▸ Texto fornecido:
Na semana passada, talvez após uma noite mal dormida, Francisco Novelletto tomou uma decisão unilateral e resolveu provocar um licenciamento compulsório de oito equipes do Estado. Na edição 2011 da Copa Federação Gaúcha de Futebol, no segundo semestre, os rebaixados à Terceira Divisão não poderiam se inscrever. Aimoré de São Leopoldo, Atlético Carazinho, Bagé, Garibaldi, Gaúcho de Passo Fundo, Guarany de Bagé, Milan de Júlio de Castilhos e Três Passos perderam, num par de frases inesperadas, o direito de decidir seus destinos. Uma ordem vinda de cima para baixo, sem consulta aos clubes. Como numa ditadura alienante. 

A alegação de Novelletto é tão simples quanto repleta de vazios interrogativos. Para ele, o fechamento seria benéfico para os clubes. Assim, diz Chico, teriam tempo de se reorganizar e economizar. O máximo mandatário do futebol do Estado parece disposto a proteger as equipes do torneio deficitário que ele próprio organiza. É sabido: a Copinha tem um formato desinteressante e transcorre diante de arquibancadas escassas de torcedores. Mas, na situação de muitos dos rebaixados em 2011, esta análise é simplista. O preço de entrar numa competição mal pensada pela FGF pode ser necessário para não se perder mais no longo prazo. Não disputá-la significa quinze meses de paralisação no futebol profissional – entre a queda na Segundona e o início da Terceirona, marcada para o segundo semestre de 2012. No reinício, terão sumido patrocínios e associados.

Valduíno Alves treina o Milan desde que o clube voltou ao profissionalismo, em 2008. As condições financeiras nunca permitiram que suas equipes superassem a primeira fase da Segundona, mas sua saída raramente foi cogitada. Valduíno é muito mais do que um treinador resistente – ele pode ser considerado um dos mantenedores do Milan, ostentando a marca inacreditável de dezessete anos ininterruptos na casamata do clube. A maior parte do tempo, no amadorismo – cujo retorno agora é uma possibilidade contemplada com indignação. “Os clubes que ficarem parados vão fechar. Se nós não formos aceitos na Copinha, vamos ter que disputar alguma outra porcaria. Nem que seja a Copa A Razão”, diz Valduíno, citando o torneio amador da Região Central do Estado, apoiado por um jornal de Santa Maria. “São oito times parados. Oito vezes vinte e cinco jogadores – são duzentas famílias prejudicadas. Eu tinha um elenco acertado para a competição e agora os jogadores me ligam: ‘bah, Valduíno, não vai ter como”.

▸ Seção de dados:
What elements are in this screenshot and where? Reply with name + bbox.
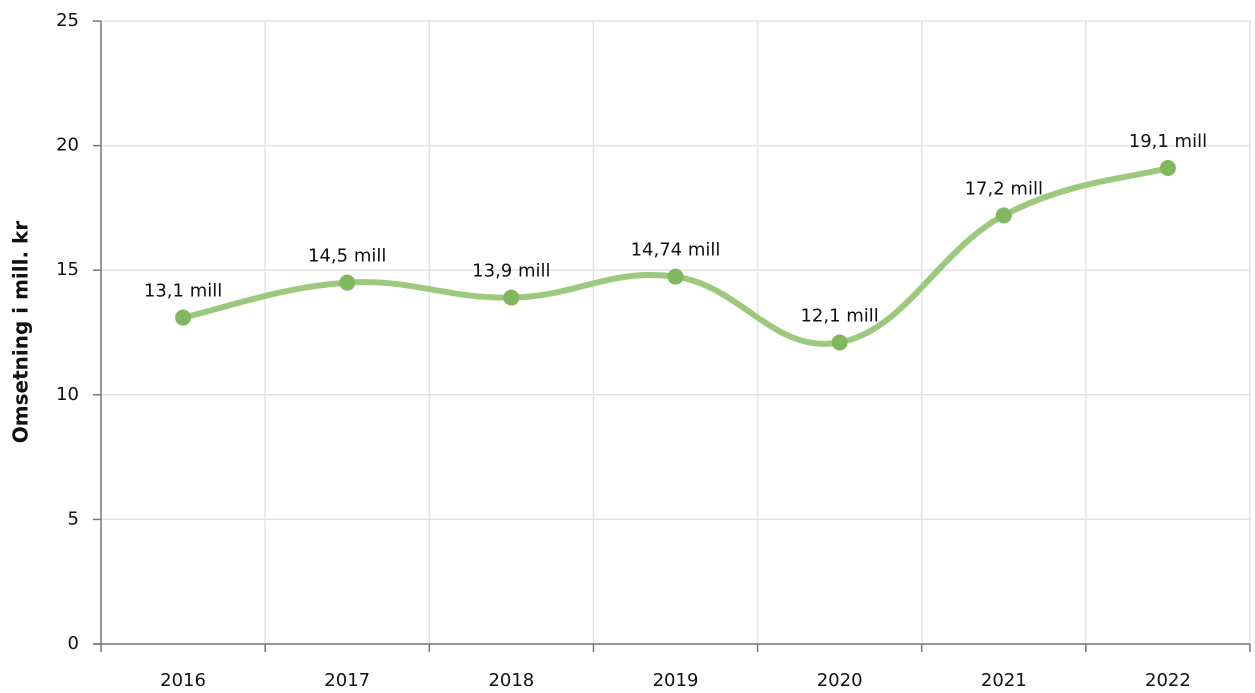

▸ O que se pede: Repita, sem alterar nada, o trecho do texto sobre os clubes gaúchos rebaixados que começa nas palavras "Na semana passada, talvez" e termina em "numa ditadura alienante.".

▸ Resposta abaixo:
Na semana passada, talvez após uma noite mal dormida, Francisco Novelletto tomou uma decisão unilateral e resolveu provocar um licenciamento compulsório de oito equipes do Estado. Na edição 2011 da Copa Federação Gaúcha de Futebol, no segundo semestre, os rebaixados à Terceira Divisão não poderiam se inscrever. Aimoré de São Leopoldo, Atlético Carazinho, Bagé, Garibaldi, Gaúcho de Passo Fundo, Guarany de Bagé, Milan de Júlio de Castilhos e Três Passos perderam, num par de frases inesperadas, o direito de decidir seus destinos. Uma ordem vinda de cima para baixo, sem consulta aos clubes. Como numa ditadura alienante.